Data records:

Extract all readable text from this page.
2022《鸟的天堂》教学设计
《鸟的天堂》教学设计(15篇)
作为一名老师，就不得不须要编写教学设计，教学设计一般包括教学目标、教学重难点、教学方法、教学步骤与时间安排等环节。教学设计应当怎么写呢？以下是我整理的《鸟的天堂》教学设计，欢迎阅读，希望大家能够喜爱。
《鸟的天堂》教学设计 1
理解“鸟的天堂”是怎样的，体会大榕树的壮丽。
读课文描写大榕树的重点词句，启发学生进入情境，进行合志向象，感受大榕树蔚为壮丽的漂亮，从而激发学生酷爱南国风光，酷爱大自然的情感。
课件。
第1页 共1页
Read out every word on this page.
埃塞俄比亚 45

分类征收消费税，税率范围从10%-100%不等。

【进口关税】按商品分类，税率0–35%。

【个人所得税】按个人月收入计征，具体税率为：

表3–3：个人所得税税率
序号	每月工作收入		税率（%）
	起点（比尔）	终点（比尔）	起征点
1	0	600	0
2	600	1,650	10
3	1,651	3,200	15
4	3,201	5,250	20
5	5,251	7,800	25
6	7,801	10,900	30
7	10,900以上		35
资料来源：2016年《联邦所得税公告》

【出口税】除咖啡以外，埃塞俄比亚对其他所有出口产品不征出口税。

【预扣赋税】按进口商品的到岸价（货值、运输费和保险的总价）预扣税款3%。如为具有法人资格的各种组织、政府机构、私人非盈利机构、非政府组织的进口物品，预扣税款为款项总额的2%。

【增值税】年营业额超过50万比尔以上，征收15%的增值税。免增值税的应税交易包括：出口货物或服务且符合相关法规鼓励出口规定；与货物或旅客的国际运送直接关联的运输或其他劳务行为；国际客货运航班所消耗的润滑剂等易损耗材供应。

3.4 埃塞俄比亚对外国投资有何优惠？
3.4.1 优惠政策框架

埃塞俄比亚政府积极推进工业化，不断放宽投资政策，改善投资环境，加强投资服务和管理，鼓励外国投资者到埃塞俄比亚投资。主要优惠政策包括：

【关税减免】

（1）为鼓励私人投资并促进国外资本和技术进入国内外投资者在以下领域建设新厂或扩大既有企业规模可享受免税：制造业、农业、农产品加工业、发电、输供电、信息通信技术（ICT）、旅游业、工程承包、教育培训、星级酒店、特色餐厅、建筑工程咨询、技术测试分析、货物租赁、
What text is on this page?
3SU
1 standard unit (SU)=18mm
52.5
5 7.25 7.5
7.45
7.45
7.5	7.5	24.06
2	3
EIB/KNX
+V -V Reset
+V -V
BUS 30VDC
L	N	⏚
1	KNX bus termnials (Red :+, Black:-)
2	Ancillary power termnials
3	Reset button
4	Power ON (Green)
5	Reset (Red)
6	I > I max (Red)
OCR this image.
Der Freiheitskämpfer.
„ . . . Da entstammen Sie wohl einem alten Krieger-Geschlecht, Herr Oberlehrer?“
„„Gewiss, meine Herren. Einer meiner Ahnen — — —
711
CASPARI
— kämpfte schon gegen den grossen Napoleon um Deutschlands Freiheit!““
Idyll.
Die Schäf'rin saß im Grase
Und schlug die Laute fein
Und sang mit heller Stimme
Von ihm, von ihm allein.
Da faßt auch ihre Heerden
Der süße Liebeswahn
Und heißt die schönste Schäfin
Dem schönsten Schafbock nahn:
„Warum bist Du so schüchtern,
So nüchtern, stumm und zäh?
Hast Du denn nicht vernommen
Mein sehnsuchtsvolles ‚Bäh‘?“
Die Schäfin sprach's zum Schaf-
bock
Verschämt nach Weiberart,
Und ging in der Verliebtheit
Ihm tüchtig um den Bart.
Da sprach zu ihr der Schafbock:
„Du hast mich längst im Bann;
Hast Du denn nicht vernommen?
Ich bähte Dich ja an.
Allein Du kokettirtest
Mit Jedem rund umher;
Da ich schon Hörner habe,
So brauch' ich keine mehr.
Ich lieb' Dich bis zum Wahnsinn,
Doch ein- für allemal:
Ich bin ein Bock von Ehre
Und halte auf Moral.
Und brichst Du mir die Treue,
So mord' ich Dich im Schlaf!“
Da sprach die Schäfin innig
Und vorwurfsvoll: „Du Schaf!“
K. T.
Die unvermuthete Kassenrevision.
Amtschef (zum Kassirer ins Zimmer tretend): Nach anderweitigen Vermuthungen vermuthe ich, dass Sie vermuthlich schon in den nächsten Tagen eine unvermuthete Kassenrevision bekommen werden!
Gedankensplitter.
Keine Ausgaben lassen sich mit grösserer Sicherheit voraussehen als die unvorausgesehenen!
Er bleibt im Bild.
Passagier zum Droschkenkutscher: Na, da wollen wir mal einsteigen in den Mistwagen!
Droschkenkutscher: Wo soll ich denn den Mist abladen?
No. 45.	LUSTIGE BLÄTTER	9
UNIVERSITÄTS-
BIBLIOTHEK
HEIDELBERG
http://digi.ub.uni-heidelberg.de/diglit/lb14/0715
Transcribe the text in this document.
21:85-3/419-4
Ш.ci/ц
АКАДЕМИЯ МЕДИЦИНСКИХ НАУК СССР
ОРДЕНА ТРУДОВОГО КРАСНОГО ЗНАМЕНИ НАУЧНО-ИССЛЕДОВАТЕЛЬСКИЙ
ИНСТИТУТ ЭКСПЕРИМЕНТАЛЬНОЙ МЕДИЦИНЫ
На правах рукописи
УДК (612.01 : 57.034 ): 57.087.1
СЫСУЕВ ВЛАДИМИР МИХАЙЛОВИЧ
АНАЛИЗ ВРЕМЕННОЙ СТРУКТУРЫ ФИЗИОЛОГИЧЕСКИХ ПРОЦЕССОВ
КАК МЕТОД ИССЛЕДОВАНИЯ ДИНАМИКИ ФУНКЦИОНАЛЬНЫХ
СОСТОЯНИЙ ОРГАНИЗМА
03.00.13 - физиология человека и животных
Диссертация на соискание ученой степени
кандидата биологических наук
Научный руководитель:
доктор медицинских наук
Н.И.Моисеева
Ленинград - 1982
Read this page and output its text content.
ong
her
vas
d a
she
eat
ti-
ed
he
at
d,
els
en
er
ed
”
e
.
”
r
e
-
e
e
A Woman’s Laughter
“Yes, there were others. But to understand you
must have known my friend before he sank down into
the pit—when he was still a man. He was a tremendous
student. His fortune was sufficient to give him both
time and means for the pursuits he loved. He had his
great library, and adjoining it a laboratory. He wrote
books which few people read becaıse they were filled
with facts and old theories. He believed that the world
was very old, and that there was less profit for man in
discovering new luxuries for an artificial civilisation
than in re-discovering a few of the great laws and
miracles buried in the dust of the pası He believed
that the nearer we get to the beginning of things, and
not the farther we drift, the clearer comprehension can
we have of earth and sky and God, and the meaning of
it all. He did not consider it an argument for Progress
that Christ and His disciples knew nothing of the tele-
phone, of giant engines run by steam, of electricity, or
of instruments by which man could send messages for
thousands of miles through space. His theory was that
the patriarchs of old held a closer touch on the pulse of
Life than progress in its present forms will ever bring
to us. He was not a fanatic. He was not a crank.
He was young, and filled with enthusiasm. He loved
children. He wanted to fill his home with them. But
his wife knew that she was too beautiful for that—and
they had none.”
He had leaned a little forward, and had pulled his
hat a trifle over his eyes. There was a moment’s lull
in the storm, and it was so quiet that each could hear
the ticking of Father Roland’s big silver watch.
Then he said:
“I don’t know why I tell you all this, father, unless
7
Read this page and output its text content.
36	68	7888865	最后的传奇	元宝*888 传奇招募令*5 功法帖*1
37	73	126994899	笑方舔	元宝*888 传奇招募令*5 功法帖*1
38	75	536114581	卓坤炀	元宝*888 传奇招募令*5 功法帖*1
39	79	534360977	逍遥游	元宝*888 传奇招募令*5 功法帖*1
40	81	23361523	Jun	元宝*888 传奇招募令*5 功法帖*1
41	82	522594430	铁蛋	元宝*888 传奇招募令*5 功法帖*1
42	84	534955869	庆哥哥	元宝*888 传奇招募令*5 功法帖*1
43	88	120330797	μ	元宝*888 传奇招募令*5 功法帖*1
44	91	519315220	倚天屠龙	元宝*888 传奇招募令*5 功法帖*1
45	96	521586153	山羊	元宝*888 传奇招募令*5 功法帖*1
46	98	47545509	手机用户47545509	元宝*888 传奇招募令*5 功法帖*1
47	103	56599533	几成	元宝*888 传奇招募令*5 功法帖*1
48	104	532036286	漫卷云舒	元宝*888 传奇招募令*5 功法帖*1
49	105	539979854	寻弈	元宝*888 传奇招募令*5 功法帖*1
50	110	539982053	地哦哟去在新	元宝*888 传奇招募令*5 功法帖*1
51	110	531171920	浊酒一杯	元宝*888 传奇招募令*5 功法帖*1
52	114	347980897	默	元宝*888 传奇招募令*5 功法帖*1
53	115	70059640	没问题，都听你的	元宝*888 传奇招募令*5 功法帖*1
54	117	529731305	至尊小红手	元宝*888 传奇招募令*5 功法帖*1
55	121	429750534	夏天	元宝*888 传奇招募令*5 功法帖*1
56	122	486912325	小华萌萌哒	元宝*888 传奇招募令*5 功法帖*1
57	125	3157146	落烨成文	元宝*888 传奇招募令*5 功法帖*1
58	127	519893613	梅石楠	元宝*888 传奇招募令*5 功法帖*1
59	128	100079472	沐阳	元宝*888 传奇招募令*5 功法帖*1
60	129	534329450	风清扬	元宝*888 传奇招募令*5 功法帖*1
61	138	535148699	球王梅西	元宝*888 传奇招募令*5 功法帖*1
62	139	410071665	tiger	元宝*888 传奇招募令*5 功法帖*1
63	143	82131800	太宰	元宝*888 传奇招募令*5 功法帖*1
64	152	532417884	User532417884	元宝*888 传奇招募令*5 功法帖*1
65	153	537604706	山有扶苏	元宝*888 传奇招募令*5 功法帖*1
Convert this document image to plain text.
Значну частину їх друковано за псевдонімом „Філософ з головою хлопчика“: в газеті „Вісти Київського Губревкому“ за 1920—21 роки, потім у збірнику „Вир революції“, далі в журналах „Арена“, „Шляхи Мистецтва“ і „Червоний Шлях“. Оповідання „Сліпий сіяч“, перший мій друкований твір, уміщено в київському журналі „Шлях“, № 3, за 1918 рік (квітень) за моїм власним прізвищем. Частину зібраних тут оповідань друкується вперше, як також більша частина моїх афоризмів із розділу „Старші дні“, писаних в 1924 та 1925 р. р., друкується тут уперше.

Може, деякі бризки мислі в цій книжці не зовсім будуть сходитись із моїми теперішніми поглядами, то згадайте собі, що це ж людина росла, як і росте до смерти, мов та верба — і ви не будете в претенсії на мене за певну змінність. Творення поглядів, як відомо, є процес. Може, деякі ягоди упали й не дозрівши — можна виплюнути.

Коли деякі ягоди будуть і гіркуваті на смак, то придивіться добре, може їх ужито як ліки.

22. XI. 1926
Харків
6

STATED TASK: In the records above, find each line holding "sprach" and copy it.

EXERCISE ANSWER:
Die Schäfin sprach's zum Schaf-
Da sprach zu ihr der Schafbock:
Da sprach die Schäfin innig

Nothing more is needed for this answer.